Set problem ->
Give the data below again, word for word.

Input material ->
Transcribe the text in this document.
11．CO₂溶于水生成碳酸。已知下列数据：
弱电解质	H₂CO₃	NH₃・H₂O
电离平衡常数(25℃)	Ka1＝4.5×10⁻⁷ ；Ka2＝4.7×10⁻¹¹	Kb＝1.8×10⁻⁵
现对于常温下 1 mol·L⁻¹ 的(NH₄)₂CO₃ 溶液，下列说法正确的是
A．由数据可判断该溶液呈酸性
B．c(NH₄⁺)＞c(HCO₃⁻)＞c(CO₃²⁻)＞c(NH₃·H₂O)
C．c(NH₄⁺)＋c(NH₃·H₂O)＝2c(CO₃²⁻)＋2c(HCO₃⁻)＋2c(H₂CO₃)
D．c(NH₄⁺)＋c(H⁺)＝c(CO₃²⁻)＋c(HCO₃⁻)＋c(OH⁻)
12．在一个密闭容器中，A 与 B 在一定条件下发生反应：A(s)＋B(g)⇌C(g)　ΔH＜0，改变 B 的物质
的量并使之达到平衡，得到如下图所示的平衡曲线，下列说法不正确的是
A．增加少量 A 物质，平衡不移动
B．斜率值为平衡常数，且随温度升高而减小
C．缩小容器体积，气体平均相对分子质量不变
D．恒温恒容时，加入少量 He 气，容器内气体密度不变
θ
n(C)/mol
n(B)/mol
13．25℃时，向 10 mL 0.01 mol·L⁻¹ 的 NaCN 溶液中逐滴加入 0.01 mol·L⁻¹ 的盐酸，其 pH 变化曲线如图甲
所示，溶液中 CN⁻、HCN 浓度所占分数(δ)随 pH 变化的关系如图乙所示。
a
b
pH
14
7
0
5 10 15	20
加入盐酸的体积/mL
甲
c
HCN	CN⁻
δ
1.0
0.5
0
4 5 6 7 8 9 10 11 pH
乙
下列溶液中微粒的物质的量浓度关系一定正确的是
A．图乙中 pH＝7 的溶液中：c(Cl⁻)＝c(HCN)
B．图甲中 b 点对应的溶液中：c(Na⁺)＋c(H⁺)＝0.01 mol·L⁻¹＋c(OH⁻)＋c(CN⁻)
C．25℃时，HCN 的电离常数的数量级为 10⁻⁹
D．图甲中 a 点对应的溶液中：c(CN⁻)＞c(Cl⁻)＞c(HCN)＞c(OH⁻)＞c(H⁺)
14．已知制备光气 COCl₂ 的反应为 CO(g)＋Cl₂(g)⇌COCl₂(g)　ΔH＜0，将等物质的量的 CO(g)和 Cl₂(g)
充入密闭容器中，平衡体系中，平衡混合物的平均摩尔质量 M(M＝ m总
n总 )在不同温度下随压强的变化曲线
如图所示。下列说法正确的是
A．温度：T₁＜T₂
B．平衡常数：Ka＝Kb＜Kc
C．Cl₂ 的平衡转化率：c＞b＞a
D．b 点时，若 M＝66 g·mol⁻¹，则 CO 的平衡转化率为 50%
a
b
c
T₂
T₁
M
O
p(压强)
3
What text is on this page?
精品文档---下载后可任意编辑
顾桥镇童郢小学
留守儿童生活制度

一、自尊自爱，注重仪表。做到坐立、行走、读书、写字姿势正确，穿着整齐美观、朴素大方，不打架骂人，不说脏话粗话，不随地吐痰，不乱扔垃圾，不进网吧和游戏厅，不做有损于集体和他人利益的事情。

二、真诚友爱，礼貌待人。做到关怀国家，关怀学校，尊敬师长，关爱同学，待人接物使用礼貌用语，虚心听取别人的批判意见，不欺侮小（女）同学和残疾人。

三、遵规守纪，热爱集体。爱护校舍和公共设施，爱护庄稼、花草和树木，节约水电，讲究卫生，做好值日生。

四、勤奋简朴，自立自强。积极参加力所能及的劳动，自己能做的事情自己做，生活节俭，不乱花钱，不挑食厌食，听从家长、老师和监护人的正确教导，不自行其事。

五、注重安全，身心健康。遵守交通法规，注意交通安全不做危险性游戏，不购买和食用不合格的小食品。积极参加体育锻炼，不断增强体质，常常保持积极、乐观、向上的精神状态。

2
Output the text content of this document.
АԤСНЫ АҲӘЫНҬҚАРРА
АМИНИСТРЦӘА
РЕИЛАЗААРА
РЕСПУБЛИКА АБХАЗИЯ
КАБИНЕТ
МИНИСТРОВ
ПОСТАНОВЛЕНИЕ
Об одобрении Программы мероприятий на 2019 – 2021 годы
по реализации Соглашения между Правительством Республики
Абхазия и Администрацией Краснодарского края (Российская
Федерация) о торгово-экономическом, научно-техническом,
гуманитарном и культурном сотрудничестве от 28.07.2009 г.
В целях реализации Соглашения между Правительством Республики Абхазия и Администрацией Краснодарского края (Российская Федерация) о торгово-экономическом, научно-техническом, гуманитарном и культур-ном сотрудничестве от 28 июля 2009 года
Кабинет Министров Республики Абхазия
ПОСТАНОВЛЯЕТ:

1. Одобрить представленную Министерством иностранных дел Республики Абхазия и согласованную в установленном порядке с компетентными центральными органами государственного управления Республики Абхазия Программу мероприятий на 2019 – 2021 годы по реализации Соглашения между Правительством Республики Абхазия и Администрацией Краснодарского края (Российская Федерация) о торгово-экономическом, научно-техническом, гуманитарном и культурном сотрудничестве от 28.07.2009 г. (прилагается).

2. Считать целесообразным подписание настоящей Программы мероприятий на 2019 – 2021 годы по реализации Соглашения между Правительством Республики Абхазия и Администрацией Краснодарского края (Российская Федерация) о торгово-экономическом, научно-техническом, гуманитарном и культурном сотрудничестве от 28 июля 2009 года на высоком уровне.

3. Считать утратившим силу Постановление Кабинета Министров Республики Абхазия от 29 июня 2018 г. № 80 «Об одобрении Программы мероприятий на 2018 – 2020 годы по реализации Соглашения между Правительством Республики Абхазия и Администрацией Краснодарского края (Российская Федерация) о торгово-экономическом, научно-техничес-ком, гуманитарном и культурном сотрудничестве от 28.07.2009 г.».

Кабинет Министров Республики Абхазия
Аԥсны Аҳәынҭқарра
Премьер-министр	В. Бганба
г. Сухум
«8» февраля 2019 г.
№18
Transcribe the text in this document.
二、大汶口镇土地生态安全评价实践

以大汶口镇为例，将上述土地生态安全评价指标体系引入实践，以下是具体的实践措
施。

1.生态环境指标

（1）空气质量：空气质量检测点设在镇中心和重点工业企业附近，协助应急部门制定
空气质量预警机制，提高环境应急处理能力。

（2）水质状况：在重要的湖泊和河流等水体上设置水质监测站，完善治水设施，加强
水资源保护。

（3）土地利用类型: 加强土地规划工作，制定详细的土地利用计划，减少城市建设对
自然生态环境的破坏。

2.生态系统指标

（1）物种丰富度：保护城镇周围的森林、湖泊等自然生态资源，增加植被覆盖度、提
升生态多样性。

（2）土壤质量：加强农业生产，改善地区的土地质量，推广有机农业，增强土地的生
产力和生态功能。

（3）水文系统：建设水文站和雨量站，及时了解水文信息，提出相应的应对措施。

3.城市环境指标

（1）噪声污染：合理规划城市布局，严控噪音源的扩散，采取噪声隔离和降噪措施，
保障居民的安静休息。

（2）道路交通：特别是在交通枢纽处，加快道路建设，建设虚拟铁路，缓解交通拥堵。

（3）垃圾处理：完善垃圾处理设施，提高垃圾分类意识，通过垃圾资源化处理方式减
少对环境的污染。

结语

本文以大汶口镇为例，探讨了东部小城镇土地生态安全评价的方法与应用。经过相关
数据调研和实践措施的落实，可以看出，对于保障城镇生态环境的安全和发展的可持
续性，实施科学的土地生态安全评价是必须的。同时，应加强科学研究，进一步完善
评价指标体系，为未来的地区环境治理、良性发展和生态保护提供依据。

Worked solution ->
Transcribe the text in this document.
11．CO₂溶于水生成碳酸。已知下列数据：
弱电解质	H₂CO₃	NH₃・H₂O
电离平衡常数(25℃)	Ka1＝4.5×10⁻⁷ ；Ka2＝4.7×10⁻¹¹	Kb＝1.8×10⁻⁵
现对于常温下 1 mol·L⁻¹ 的(NH₄)₂CO₃ 溶液，下列说法正确的是
A．由数据可判断该溶液呈酸性
B．c(NH₄⁺)＞c(HCO₃⁻)＞c(CO₃²⁻)＞c(NH₃·H₂O)
C．c(NH₄⁺)＋c(NH₃·H₂O)＝2c(CO₃²⁻)＋2c(HCO₃⁻)＋2c(H₂CO₃)
D．c(NH₄⁺)＋c(H⁺)＝c(CO₃²⁻)＋c(HCO₃⁻)＋c(OH⁻)
12．在一个密闭容器中，A 与 B 在一定条件下发生反应：A(s)＋B(g)⇌C(g)　ΔH＜0，改变 B 的物质
的量并使之达到平衡，得到如下图所示的平衡曲线，下列说法不正确的是
A．增加少量 A 物质，平衡不移动
B．斜率值为平衡常数，且随温度升高而减小
C．缩小容器体积，气体平均相对分子质量不变
D．恒温恒容时，加入少量 He 气，容器内气体密度不变
θ
n(C)/mol
n(B)/mol
13．25℃时，向 10 mL 0.01 mol·L⁻¹ 的 NaCN 溶液中逐滴加入 0.01 mol·L⁻¹ 的盐酸，其 pH 变化曲线如图甲
所示，溶液中 CN⁻、HCN 浓度所占分数(δ)随 pH 变化的关系如图乙所示。
a
b
pH
14
7
0
5 10 15	20
加入盐酸的体积/mL
甲
c
HCN	CN⁻
δ
1.0
0.5
0
4 5 6 7 8 9 10 11 pH
乙
下列溶液中微粒的物质的量浓度关系一定正确的是
A．图乙中 pH＝7 的溶液中：c(Cl⁻)＝c(HCN)
B．图甲中 b 点对应的溶液中：c(Na⁺)＋c(H⁺)＝0.01 mol·L⁻¹＋c(OH⁻)＋c(CN⁻)
C．25℃时，HCN 的电离常数的数量级为 10⁻⁹
D．图甲中 a 点对应的溶液中：c(CN⁻)＞c(Cl⁻)＞c(HCN)＞c(OH⁻)＞c(H⁺)
14．已知制备光气 COCl₂ 的反应为 CO(g)＋Cl₂(g)⇌COCl₂(g)　ΔH＜0，将等物质的量的 CO(g)和 Cl₂(g)
充入密闭容器中，平衡体系中，平衡混合物的平均摩尔质量 M(M＝ m总
n总 )在不同温度下随压强的变化曲线
如图所示。下列说法正确的是
A．温度：T₁＜T₂
B．平衡常数：Ka＝Kb＜Kc
C．Cl₂ 的平衡转化率：c＞b＞a
D．b 点时，若 M＝66 g·mol⁻¹，则 CO 的平衡转化率为 50%
a
b
c
T₂
T₁
M
O
p(压强)
3
What text is on this page?
精品文档---下载后可任意编辑
顾桥镇童郢小学
留守儿童生活制度

一、自尊自爱，注重仪表。做到坐立、行走、读书、写字姿势正确，穿着整齐美观、朴素大方，不打架骂人，不说脏话粗话，不随地吐痰，不乱扔垃圾，不进网吧和游戏厅，不做有损于集体和他人利益的事情。

二、真诚友爱，礼貌待人。做到关怀国家，关怀学校，尊敬师长，关爱同学，待人接物使用礼貌用语，虚心听取别人的批判意见，不欺侮小（女）同学和残疾人。

三、遵规守纪，热爱集体。爱护校舍和公共设施，爱护庄稼、花草和树木，节约水电，讲究卫生，做好值日生。

四、勤奋简朴，自立自强。积极参加力所能及的劳动，自己能做的事情自己做，生活节俭，不乱花钱，不挑食厌食，听从家长、老师和监护人的正确教导，不自行其事。

五、注重安全，身心健康。遵守交通法规，注意交通安全不做危险性游戏，不购买和食用不合格的小食品。积极参加体育锻炼，不断增强体质，常常保持积极、乐观、向上的精神状态。

2
Output the text content of this document.
АԤСНЫ АҲӘЫНҬҚАРРА
АМИНИСТРЦӘА
РЕИЛАЗААРА
РЕСПУБЛИКА АБХАЗИЯ
КАБИНЕТ
МИНИСТРОВ
ПОСТАНОВЛЕНИЕ
Об одобрении Программы мероприятий на 2019 – 2021 годы
по реализации Соглашения между Правительством Республики
Абхазия и Администрацией Краснодарского края (Российская
Федерация) о торгово-экономическом, научно-техническом,
гуманитарном и культурном сотрудничестве от 28.07.2009 г.
В целях реализации Соглашения между Правительством Республики Абхазия и Администрацией Краснодарского края (Российская Федерация) о торгово-экономическом, научно-техническом, гуманитарном и культур-ном сотрудничестве от 28 июля 2009 года
Кабинет Министров Республики Абхазия
ПОСТАНОВЛЯЕТ:

1. Одобрить представленную Министерством иностранных дел Республики Абхазия и согласованную в установленном порядке с компетентными центральными органами государственного управления Республики Абхазия Программу мероприятий на 2019 – 2021 годы по реализации Соглашения между Правительством Республики Абхазия и Администрацией Краснодарского края (Российская Федерация) о торгово-экономическом, научно-техническом, гуманитарном и культурном сотрудничестве от 28.07.2009 г. (прилагается).

2. Считать целесообразным подписание настоящей Программы мероприятий на 2019 – 2021 годы по реализации Соглашения между Правительством Республики Абхазия и Администрацией Краснодарского края (Российская Федерация) о торгово-экономическом, научно-техническом, гуманитарном и культурном сотрудничестве от 28 июля 2009 года на высоком уровне.

3. Считать утратившим силу Постановление Кабинета Министров Республики Абхазия от 29 июня 2018 г. № 80 «Об одобрении Программы мероприятий на 2018 – 2020 годы по реализации Соглашения между Правительством Республики Абхазия и Администрацией Краснодарского края (Российская Федерация) о торгово-экономическом, научно-техничес-ком, гуманитарном и культурном сотрудничестве от 28.07.2009 г.».

Кабинет Министров Республики Абхазия
Аԥсны Аҳәынҭқарра
Премьер-министр	В. Бганба
г. Сухум
«8» февраля 2019 г.
№18
Transcribe the text in this document.
二、大汶口镇土地生态安全评价实践

以大汶口镇为例，将上述土地生态安全评价指标体系引入实践，以下是具体的实践措
施。

1.生态环境指标

（1）空气质量：空气质量检测点设在镇中心和重点工业企业附近，协助应急部门制定
空气质量预警机制，提高环境应急处理能力。

（2）水质状况：在重要的湖泊和河流等水体上设置水质监测站，完善治水设施，加强
水资源保护。

（3）土地利用类型: 加强土地规划工作，制定详细的土地利用计划，减少城市建设对
自然生态环境的破坏。

2.生态系统指标

（1）物种丰富度：保护城镇周围的森林、湖泊等自然生态资源，增加植被覆盖度、提
升生态多样性。

（2）土壤质量：加强农业生产，改善地区的土地质量，推广有机农业，增强土地的生
产力和生态功能。

（3）水文系统：建设水文站和雨量站，及时了解水文信息，提出相应的应对措施。

3.城市环境指标

（1）噪声污染：合理规划城市布局，严控噪音源的扩散，采取噪声隔离和降噪措施，
保障居民的安静休息。

（2）道路交通：特别是在交通枢纽处，加快道路建设，建设虚拟铁路，缓解交通拥堵。

（3）垃圾处理：完善垃圾处理设施，提高垃圾分类意识，通过垃圾资源化处理方式减
少对环境的污染。

结语

本文以大汶口镇为例，探讨了东部小城镇土地生态安全评价的方法与应用。经过相关
数据调研和实践措施的落实，可以看出，对于保障城镇生态环境的安全和发展的可持
续性，实施科学的土地生态安全评价是必须的。同时，应加强科学研究，进一步完善
评价指标体系，为未来的地区环境治理、良性发展和生态保护提供依据。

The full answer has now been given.